(Collection entries)
- - - -
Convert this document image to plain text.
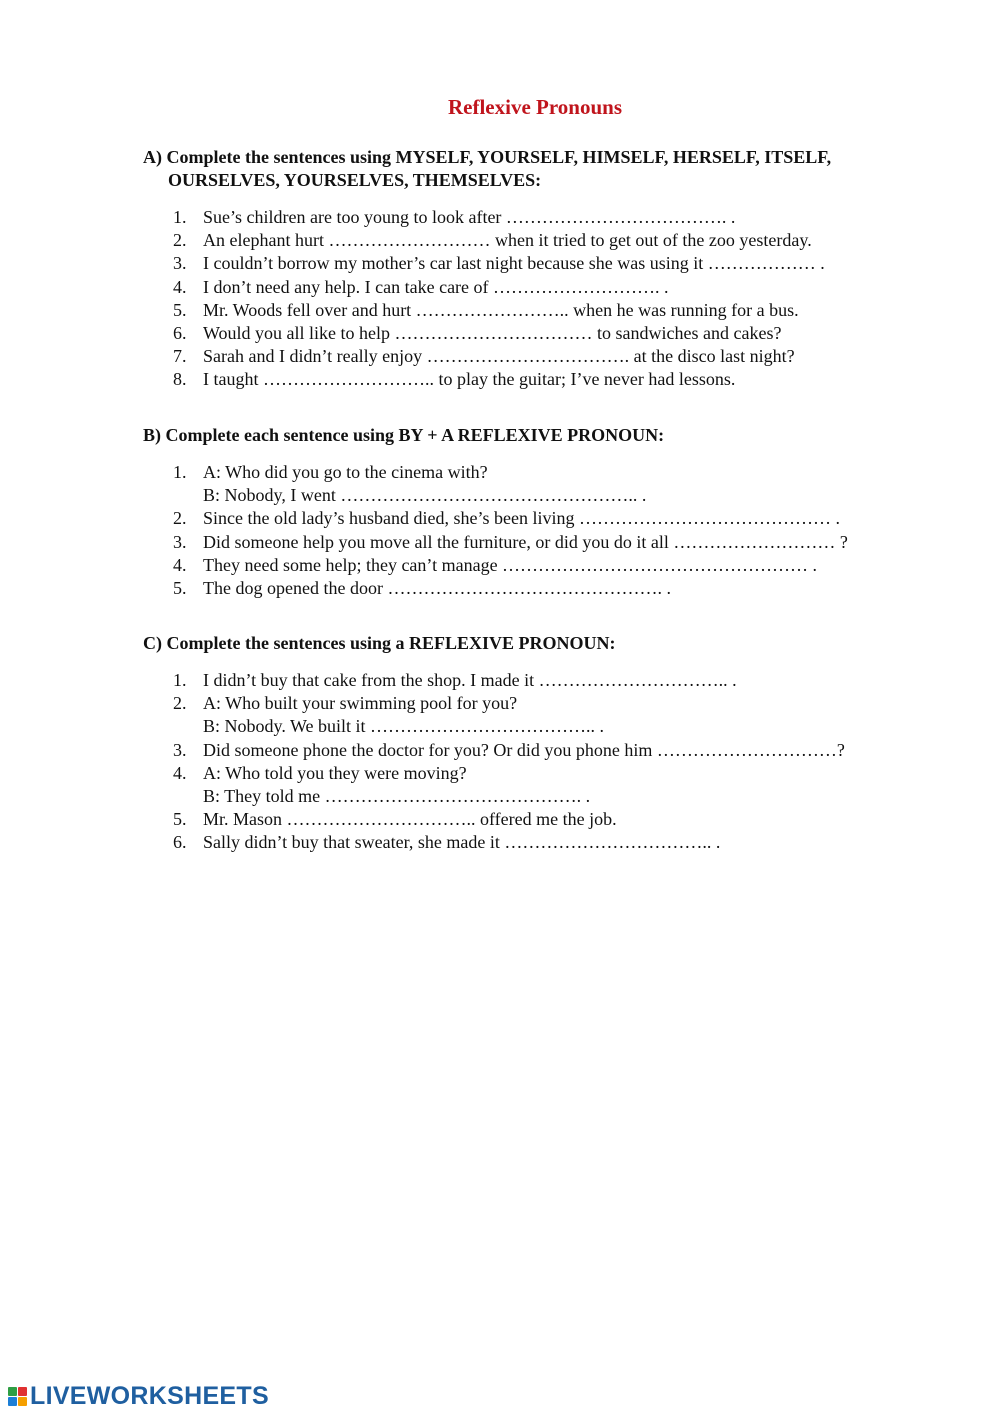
Reflexive Pronouns

A) Complete the sentences using MYSELF, YOURSELF, HIMSELF, HERSELF, ITSELF,
OURSELVES, YOURSELVES, THEMSELVES:

1. Sue’s children are too young to look after ………………………………. .
2. An elephant hurt ……………………… when it tried to get out of the zoo yesterday.
3. I couldn’t borrow my mother’s car last night because she was using it ……………… .
4. I don’t need any help. I can take care of ………………………. .
5. Mr. Woods fell over and hurt …………………….. when he was running for a bus.
6. Would you all like to help …………………………… to sandwiches and cakes?
7. Sarah and I didn’t really enjoy ……………………………. at the disco last night?
8. I taught ……………………….. to play the guitar; I’ve never had lessons.

B) Complete each sentence using BY + A REFLEXIVE PRONOUN:

1. A: Who did you go to the cinema with?
B: Nobody, I went ………………………………………….. .
2. Since the old lady’s husband died, she’s been living …………………………………… .
3. Did someone help you move all the furniture, or did you do it all ……………………… ?
4. They need some help; they can’t manage …………………………………………… .
5. The dog opened the door ………………………………………. .

C) Complete the sentences using a REFLEXIVE PRONOUN:

1. I didn’t buy that cake from the shop. I made it ………………………….. .
2. A: Who built your swimming pool for you?
B: Nobody. We built it ……………………………….. .
3. Did someone phone the doctor for you? Or did you phone him …………………………?
4. A: Who told you they were moving?
B: They told me ……………………………………. .
5. Mr. Mason ………………………….. offered me the job.
6. Sally didn’t buy that sweater, she made it …………………………….. .
LIVEWORKSHEETS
- - - -
### [PROBLEM REQUIREMENTS]
Lines containing "someone" are to be counted. State the total and add nothing.

### [ANSWER FOR THIS EXERCISE]
2